== Problem details ==
Where a line contains the word "desc", copy that line.

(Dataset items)
--------------------------------
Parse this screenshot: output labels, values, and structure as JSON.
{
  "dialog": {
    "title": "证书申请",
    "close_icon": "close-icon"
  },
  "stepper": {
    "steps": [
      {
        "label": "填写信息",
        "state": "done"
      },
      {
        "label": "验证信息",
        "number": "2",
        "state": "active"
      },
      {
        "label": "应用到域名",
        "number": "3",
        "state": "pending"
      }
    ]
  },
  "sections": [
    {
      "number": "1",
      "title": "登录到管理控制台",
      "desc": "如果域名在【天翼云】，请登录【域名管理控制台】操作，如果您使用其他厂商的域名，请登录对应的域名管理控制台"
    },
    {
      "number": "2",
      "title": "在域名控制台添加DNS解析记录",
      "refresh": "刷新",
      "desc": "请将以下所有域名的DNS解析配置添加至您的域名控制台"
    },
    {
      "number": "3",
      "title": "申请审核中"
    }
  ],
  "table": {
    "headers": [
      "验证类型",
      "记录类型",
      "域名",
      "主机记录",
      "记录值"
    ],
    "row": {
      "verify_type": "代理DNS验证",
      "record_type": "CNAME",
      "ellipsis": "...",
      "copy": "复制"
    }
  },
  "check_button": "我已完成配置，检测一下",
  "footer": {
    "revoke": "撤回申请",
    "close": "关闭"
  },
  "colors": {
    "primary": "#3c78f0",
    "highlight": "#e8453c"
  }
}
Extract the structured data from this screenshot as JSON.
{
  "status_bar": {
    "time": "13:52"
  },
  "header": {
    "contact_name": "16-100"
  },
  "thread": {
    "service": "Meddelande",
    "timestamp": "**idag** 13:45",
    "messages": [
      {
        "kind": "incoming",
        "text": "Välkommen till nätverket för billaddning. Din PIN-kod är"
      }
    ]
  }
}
--------------------------------
== Solution ==
      "desc": "如果域名在【天翼云】，请登录【域名管理控制台】操作，如果您使用其他厂商的域名，请登录对应的域名管理控制台"
      "desc": "请将以下所有域名的DNS解析配置添加至您的域名控制台"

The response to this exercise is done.